§ **Assignment**
Repeat the listing below in full, keeping every character as it is.

§ **Dataset extract**

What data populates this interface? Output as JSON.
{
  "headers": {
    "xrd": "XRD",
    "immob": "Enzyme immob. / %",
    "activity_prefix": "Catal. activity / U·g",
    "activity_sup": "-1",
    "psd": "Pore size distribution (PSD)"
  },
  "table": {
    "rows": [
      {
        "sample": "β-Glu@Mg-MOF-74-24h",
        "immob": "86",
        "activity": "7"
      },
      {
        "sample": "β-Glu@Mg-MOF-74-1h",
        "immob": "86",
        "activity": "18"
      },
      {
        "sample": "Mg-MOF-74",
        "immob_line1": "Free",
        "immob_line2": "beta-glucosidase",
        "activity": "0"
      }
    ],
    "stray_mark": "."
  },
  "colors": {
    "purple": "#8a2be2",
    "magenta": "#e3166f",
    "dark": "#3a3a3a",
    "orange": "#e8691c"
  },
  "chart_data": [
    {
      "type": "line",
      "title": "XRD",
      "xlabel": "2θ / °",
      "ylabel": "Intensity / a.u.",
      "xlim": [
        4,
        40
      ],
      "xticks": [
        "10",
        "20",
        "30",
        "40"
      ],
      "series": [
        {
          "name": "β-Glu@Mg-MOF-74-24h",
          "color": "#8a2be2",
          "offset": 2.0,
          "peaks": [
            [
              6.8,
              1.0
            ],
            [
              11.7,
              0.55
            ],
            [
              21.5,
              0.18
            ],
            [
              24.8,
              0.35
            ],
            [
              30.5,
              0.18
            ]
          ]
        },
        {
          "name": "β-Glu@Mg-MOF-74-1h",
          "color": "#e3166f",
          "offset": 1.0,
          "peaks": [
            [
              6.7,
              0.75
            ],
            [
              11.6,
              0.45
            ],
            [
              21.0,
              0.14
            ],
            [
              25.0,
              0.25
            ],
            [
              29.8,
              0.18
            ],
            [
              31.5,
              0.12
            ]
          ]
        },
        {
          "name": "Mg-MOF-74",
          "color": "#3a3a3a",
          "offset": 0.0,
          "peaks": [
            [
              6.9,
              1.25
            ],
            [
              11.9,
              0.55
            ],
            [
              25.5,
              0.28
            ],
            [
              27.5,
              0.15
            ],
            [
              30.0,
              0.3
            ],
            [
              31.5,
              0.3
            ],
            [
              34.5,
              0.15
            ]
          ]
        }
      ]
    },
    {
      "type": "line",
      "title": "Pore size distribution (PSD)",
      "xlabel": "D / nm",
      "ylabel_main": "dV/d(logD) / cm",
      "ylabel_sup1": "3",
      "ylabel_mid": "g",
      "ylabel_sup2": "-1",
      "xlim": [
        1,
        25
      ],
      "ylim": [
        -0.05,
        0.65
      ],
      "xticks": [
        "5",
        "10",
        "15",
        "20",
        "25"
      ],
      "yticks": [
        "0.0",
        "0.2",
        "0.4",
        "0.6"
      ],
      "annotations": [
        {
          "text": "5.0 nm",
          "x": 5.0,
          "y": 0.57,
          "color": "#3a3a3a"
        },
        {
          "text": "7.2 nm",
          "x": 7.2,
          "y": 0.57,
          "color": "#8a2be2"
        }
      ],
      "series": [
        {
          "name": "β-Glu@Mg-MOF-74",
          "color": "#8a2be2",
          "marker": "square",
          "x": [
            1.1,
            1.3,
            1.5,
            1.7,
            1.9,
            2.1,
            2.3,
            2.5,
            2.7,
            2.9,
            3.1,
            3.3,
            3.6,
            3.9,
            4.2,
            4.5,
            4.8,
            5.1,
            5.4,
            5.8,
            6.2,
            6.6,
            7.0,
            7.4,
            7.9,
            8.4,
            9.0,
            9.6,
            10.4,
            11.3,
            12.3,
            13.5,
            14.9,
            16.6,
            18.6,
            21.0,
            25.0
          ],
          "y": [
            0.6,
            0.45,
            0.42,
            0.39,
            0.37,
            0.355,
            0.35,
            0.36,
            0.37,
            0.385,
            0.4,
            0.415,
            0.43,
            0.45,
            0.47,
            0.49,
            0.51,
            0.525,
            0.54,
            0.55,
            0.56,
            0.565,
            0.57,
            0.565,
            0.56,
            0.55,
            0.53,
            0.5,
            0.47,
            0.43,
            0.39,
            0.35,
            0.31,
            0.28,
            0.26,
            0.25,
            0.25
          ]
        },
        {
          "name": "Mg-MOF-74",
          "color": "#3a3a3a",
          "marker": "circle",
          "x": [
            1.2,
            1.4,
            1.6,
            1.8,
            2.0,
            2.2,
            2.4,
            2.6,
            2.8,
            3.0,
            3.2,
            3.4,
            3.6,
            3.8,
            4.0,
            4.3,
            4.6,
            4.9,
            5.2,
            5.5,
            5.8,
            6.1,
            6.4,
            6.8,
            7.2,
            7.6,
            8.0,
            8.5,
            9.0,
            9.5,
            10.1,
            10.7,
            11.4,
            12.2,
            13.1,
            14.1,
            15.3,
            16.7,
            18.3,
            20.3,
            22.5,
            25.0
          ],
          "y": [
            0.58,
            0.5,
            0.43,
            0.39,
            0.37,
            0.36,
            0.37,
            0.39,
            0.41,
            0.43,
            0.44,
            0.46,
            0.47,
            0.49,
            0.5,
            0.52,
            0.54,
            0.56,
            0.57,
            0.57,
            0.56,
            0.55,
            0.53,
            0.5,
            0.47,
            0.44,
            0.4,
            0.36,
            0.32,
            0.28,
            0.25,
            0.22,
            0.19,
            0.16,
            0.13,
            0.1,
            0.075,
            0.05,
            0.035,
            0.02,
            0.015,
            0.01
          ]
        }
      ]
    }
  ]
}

§ **Result**
What data populates this interface? Output as JSON.
{
  "headers": {
    "xrd": "XRD",
    "immob": "Enzyme immob. / %",
    "activity_prefix": "Catal. activity / U·g",
    "activity_sup": "-1",
    "psd": "Pore size distribution (PSD)"
  },
  "table": {
    "rows": [
      {
        "sample": "β-Glu@Mg-MOF-74-24h",
        "immob": "86",
        "activity": "7"
      },
      {
        "sample": "β-Glu@Mg-MOF-74-1h",
        "immob": "86",
        "activity": "18"
      },
      {
        "sample": "Mg-MOF-74",
        "immob_line1": "Free",
        "immob_line2": "beta-glucosidase",
        "activity": "0"
      }
    ],
    "stray_mark": "."
  },
  "colors": {
    "purple": "#8a2be2",
    "magenta": "#e3166f",
    "dark": "#3a3a3a",
    "orange": "#e8691c"
  },
  "chart_data": [
    {
      "type": "line",
      "title": "XRD",
      "xlabel": "2θ / °",
      "ylabel": "Intensity / a.u.",
      "xlim": [
        4,
        40
      ],
      "xticks": [
        "10",
        "20",
        "30",
        "40"
      ],
      "series": [
        {
          "name": "β-Glu@Mg-MOF-74-24h",
          "color": "#8a2be2",
          "offset": 2.0,
          "peaks": [
            [
              6.8,
              1.0
            ],
            [
              11.7,
              0.55
            ],
            [
              21.5,
              0.18
            ],
            [
              24.8,
              0.35
            ],
            [
              30.5,
              0.18
            ]
          ]
        },
        {
          "name": "β-Glu@Mg-MOF-74-1h",
          "color": "#e3166f",
          "offset": 1.0,
          "peaks": [
            [
              6.7,
              0.75
            ],
            [
              11.6,
              0.45
            ],
            [
              21.0,
              0.14
            ],
            [
              25.0,
              0.25
            ],
            [
              29.8,
              0.18
            ],
            [
              31.5,
              0.12
            ]
          ]
        },
        {
          "name": "Mg-MOF-74",
          "color": "#3a3a3a",
          "offset": 0.0,
          "peaks": [
            [
              6.9,
              1.25
            ],
            [
              11.9,
              0.55
            ],
            [
              25.5,
              0.28
            ],
            [
              27.5,
              0.15
            ],
            [
              30.0,
              0.3
            ],
            [
              31.5,
              0.3
            ],
            [
              34.5,
              0.15
            ]
          ]
        }
      ]
    },
    {
      "type": "line",
      "title": "Pore size distribution (PSD)",
      "xlabel": "D / nm",
      "ylabel_main": "dV/d(logD) / cm",
      "ylabel_sup1": "3",
      "ylabel_mid": "g",
      "ylabel_sup2": "-1",
      "xlim": [
        1,
        25
      ],
      "ylim": [
        -0.05,
        0.65
      ],
      "xticks": [
        "5",
        "10",
        "15",
        "20",
        "25"
      ],
      "yticks": [
        "0.0",
        "0.2",
        "0.4",
        "0.6"
      ],
      "annotations": [
        {
          "text": "5.0 nm",
          "x": 5.0,
          "y": 0.57,
          "color": "#3a3a3a"
        },
        {
          "text": "7.2 nm",
          "x": 7.2,
          "y": 0.57,
          "color": "#8a2be2"
        }
      ],
      "series": [
        {
          "name": "β-Glu@Mg-MOF-74",
          "color": "#8a2be2",
          "marker": "square",
          "x": [
            1.1,
            1.3,
            1.5,
            1.7,
            1.9,
            2.1,
            2.3,
            2.5,
            2.7,
            2.9,
            3.1,
            3.3,
            3.6,
            3.9,
            4.2,
            4.5,
            4.8,
            5.1,
            5.4,
            5.8,
            6.2,
            6.6,
            7.0,
            7.4,
            7.9,
            8.4,
            9.0,
            9.6,
            10.4,
            11.3,
            12.3,
            13.5,
            14.9,
            16.6,
            18.6,
            21.0,
            25.0
          ],
          "y": [
            0.6,
            0.45,
            0.42,
            0.39,
            0.37,
            0.355,
            0.35,
            0.36,
            0.37,
            0.385,
            0.4,
            0.415,
            0.43,
            0.45,
            0.47,
            0.49,
            0.51,
            0.525,
            0.54,
            0.55,
            0.56,
            0.565,
            0.57,
            0.565,
            0.56,
            0.55,
            0.53,
            0.5,
            0.47,
            0.43,
            0.39,
            0.35,
            0.31,
            0.28,
            0.26,
            0.25,
            0.25
          ]
        },
        {
          "name": "Mg-MOF-74",
          "color": "#3a3a3a",
          "marker": "circle",
          "x": [
            1.2,
            1.4,
            1.6,
            1.8,
            2.0,
            2.2,
            2.4,
            2.6,
            2.8,
            3.0,
            3.2,
            3.4,
            3.6,
            3.8,
            4.0,
            4.3,
            4.6,
            4.9,
            5.2,
            5.5,
            5.8,
            6.1,
            6.4,
            6.8,
            7.2,
            7.6,
            8.0,
            8.5,
            9.0,
            9.5,
            10.1,
            10.7,
            11.4,
            12.2,
            13.1,
            14.1,
            15.3,
            16.7,
            18.3,
            20.3,
            22.5,
            25.0
          ],
          "y": [
            0.58,
            0.5,
            0.43,
            0.39,
            0.37,
            0.36,
            0.37,
            0.39,
            0.41,
            0.43,
            0.44,
            0.46,
            0.47,
            0.49,
            0.5,
            0.52,
            0.54,
            0.56,
            0.57,
            0.57,
            0.56,
            0.55,
            0.53,
            0.5,
            0.47,
            0.44,
            0.4,
            0.36,
            0.32,
            0.28,
            0.25,
            0.22,
            0.19,
            0.16,
            0.13,
            0.1,
            0.075,
            0.05,
            0.035,
            0.02,
            0.015,
            0.01
          ]
        }
      ]
    }
  ]
}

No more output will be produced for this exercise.